Transcribe the records exactly. Pictures do not belong in the transcription.

Dataset items

○ ○ ○ ○ ○ ○ ○

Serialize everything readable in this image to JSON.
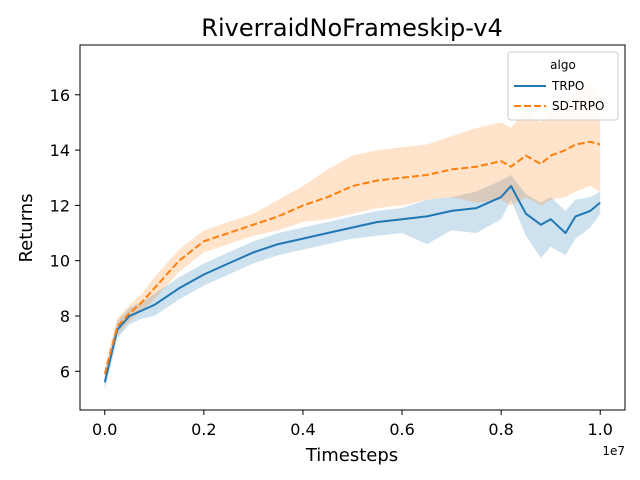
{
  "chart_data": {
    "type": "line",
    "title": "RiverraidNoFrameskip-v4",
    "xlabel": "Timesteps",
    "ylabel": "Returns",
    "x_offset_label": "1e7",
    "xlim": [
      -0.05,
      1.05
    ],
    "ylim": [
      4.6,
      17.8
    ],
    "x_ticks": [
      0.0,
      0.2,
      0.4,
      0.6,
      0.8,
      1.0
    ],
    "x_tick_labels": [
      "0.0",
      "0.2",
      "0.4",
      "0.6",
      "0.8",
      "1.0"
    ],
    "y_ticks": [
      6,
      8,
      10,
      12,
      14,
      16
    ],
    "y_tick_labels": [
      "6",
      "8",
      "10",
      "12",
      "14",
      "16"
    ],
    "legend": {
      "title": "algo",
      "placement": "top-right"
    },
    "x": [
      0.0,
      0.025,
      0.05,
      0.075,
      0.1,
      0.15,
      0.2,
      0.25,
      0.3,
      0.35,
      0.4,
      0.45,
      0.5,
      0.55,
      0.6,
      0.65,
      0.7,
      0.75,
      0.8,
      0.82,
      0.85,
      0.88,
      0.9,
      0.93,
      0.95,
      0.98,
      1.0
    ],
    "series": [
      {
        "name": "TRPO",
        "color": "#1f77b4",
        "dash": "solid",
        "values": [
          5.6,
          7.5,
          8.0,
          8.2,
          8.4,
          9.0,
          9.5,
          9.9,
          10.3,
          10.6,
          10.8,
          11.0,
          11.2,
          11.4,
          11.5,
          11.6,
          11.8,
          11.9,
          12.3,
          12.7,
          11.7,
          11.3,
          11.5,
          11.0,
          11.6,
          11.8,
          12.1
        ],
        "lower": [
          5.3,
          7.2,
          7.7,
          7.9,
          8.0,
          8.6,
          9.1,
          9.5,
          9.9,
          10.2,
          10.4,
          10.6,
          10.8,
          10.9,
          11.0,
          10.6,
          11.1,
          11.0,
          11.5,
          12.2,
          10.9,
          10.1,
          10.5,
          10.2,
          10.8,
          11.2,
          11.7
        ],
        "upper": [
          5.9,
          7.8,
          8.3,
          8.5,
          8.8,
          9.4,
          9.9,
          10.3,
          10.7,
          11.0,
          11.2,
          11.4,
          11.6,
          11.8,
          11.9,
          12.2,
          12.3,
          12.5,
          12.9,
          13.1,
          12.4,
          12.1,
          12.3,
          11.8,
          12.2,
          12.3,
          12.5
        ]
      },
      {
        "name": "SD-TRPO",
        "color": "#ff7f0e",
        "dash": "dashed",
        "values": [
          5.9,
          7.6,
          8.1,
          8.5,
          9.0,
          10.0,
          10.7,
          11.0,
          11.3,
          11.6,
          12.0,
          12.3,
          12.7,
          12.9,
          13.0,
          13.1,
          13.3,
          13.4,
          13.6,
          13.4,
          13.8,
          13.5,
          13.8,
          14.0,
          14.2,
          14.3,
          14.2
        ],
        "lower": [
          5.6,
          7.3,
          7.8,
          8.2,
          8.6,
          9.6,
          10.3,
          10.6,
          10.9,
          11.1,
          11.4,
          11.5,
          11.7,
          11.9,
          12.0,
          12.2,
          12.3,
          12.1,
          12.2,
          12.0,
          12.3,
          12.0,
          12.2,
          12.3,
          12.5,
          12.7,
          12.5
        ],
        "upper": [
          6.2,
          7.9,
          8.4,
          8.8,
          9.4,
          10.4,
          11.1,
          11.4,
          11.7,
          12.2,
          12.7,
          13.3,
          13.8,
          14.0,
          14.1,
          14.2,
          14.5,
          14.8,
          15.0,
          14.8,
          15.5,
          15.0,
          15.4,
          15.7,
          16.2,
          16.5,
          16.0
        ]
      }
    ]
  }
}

○ ○ ○ ○ ○ ○ ○

### TASK RESULT
Serialize everything readable in this image to JSON.
{
  "chart_data": {
    "type": "line",
    "title": "RiverraidNoFrameskip-v4",
    "xlabel": "Timesteps",
    "ylabel": "Returns",
    "x_offset_label": "1e7",
    "xlim": [
      -0.05,
      1.05
    ],
    "ylim": [
      4.6,
      17.8
    ],
    "x_ticks": [
      0.0,
      0.2,
      0.4,
      0.6,
      0.8,
      1.0
    ],
    "x_tick_labels": [
      "0.0",
      "0.2",
      "0.4",
      "0.6",
      "0.8",
      "1.0"
    ],
    "y_ticks": [
      6,
      8,
      10,
      12,
      14,
      16
    ],
    "y_tick_labels": [
      "6",
      "8",
      "10",
      "12",
      "14",
      "16"
    ],
    "legend": {
      "title": "algo",
      "placement": "top-right"
    },
    "x": [
      0.0,
      0.025,
      0.05,
      0.075,
      0.1,
      0.15,
      0.2,
      0.25,
      0.3,
      0.35,
      0.4,
      0.45,
      0.5,
      0.55,
      0.6,
      0.65,
      0.7,
      0.75,
      0.8,
      0.82,
      0.85,
      0.88,
      0.9,
      0.93,
      0.95,
      0.98,
      1.0
    ],
    "series": [
      {
        "name": "TRPO",
        "color": "#1f77b4",
        "dash": "solid",
        "values": [
          5.6,
          7.5,
          8.0,
          8.2,
          8.4,
          9.0,
          9.5,
          9.9,
          10.3,
          10.6,
          10.8,
          11.0,
          11.2,
          11.4,
          11.5,
          11.6,
          11.8,
          11.9,
          12.3,
          12.7,
          11.7,
          11.3,
          11.5,
          11.0,
          11.6,
          11.8,
          12.1
        ],
        "lower": [
          5.3,
          7.2,
          7.7,
          7.9,
          8.0,
          8.6,
          9.1,
          9.5,
          9.9,
          10.2,
          10.4,
          10.6,
          10.8,
          10.9,
          11.0,
          10.6,
          11.1,
          11.0,
          11.5,
          12.2,
          10.9,
          10.1,
          10.5,
          10.2,
          10.8,
          11.2,
          11.7
        ],
        "upper": [
          5.9,
          7.8,
          8.3,
          8.5,
          8.8,
          9.4,
          9.9,
          10.3,
          10.7,
          11.0,
          11.2,
          11.4,
          11.6,
          11.8,
          11.9,
          12.2,
          12.3,
          12.5,
          12.9,
          13.1,
          12.4,
          12.1,
          12.3,
          11.8,
          12.2,
          12.3,
          12.5
        ]
      },
      {
        "name": "SD-TRPO",
        "color": "#ff7f0e",
        "dash": "dashed",
        "values": [
          5.9,
          7.6,
          8.1,
          8.5,
          9.0,
          10.0,
          10.7,
          11.0,
          11.3,
          11.6,
          12.0,
          12.3,
          12.7,
          12.9,
          13.0,
          13.1,
          13.3,
          13.4,
          13.6,
          13.4,
          13.8,
          13.5,
          13.8,
          14.0,
          14.2,
          14.3,
          14.2
        ],
        "lower": [
          5.6,
          7.3,
          7.8,
          8.2,
          8.6,
          9.6,
          10.3,
          10.6,
          10.9,
          11.1,
          11.4,
          11.5,
          11.7,
          11.9,
          12.0,
          12.2,
          12.3,
          12.1,
          12.2,
          12.0,
          12.3,
          12.0,
          12.2,
          12.3,
          12.5,
          12.7,
          12.5
        ],
        "upper": [
          6.2,
          7.9,
          8.4,
          8.8,
          9.4,
          10.4,
          11.1,
          11.4,
          11.7,
          12.2,
          12.7,
          13.3,
          13.8,
          14.0,
          14.1,
          14.2,
          14.5,
          14.8,
          15.0,
          14.8,
          15.5,
          15.0,
          15.4,
          15.7,
          16.2,
          16.5,
          16.0
        ]
      }
    ]
  }
}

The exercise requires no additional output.